Recopiez en entier l'extrait sur la place d'Air Canada dans le marché, sans rien y modifier.

Extrait:
════

En fait, 63 % des sièges offerts vers l’Europe à partir du Canada seront contrôlés par Air Canada, comparativement à 11 % par Air France-KLM, 6 % par WestJet et 21 % par les autres. C’est presque les deux tiers du marché ! Dans les destinations soleil, Air Canada contrôlera 46 % de la capacité, devant Sunwing (27 %).

En fait, le grand gagnant dans cette transaction, c’est Air Canada, qui acquiert beaucoup de pouvoir pour négocier avec les gouvernements, aéroports et autres fournisseurs de l’industrie du voyage.

Économies possibles

La transaction aura du bon pour les clients d’Air Canada, car le transporteur aura plus de latitude pour négocier avec ses fournisseurs et refilera assurément une partie des économies à ses clients.

════

[Entrées de données enregistrées]
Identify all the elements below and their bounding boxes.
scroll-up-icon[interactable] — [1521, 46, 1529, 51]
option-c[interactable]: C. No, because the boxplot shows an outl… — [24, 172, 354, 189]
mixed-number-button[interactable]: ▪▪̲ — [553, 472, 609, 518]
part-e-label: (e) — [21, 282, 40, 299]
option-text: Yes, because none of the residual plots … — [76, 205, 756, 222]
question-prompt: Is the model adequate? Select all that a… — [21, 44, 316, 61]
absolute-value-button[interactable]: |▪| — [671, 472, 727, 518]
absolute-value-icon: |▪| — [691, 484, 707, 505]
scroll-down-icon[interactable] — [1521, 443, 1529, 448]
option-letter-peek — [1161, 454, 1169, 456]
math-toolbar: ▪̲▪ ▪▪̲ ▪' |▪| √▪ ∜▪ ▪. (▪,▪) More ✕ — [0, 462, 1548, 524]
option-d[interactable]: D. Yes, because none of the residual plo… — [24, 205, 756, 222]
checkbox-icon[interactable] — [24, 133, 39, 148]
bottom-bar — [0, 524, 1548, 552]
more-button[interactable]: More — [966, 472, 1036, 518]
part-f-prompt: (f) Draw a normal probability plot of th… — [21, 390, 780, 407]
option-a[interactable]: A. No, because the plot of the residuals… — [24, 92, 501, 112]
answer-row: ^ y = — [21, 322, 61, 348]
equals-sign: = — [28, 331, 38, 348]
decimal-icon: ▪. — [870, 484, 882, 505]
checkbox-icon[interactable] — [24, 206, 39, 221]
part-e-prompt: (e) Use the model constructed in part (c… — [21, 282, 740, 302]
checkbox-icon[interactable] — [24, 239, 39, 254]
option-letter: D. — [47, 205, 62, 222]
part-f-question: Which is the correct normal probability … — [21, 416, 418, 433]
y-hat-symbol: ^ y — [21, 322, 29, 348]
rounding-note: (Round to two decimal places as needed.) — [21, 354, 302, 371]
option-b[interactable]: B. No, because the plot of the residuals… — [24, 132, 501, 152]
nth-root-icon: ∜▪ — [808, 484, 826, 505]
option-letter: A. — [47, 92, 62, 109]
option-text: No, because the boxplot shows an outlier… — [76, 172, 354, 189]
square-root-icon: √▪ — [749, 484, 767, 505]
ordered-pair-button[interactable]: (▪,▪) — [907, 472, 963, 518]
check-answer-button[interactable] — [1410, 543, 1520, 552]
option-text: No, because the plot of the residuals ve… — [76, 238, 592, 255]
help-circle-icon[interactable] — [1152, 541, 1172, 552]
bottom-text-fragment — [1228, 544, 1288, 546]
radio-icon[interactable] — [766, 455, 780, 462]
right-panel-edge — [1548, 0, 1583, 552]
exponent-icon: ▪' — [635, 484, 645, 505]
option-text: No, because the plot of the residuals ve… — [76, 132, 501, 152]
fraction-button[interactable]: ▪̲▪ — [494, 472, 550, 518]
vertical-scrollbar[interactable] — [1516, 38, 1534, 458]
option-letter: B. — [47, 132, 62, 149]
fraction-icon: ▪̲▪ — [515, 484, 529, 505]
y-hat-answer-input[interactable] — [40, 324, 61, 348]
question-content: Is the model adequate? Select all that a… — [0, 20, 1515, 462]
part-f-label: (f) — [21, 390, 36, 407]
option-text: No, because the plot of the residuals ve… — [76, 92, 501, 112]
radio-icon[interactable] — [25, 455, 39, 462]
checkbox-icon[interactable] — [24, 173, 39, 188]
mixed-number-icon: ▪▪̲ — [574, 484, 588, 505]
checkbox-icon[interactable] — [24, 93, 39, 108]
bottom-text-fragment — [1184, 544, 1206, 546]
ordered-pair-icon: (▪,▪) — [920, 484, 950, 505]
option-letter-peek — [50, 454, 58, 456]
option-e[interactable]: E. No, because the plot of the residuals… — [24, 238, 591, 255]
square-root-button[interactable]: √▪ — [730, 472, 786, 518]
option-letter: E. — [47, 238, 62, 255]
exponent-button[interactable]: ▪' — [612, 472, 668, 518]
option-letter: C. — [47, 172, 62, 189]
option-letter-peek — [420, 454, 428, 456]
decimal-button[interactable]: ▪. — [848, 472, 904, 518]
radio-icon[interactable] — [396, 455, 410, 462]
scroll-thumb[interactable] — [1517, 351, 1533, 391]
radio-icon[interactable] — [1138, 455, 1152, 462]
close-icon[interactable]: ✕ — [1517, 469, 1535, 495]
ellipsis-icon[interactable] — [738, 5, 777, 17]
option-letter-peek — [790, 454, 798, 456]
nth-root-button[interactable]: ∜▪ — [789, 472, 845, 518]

════

Réponse:
En fait, 63 % des sièges offerts vers l’Europe à partir du Canada seront contrôlés par Air Canada, comparativement à 11 % par Air France-KLM, 6 % par WestJet et 21 % par les autres. C’est presque les deux tiers du marché ! Dans les destinations soleil, Air Canada contrôlera 46 % de la capacité, devant Sunwing (27 %).

En fait, le grand gagnant dans cette transaction, c’est Air Canada, qui acquiert beaucoup de pouvoir pour négocier avec les gouvernements, aéroports et autres fournisseurs de l’industrie du voyage.

Économies possibles

La transaction aura du bon pour les clients d’Air Canada, car le transporteur aura plus de latitude pour négocier avec ses fournisseurs et refilera assurément une partie des économies à ses clients.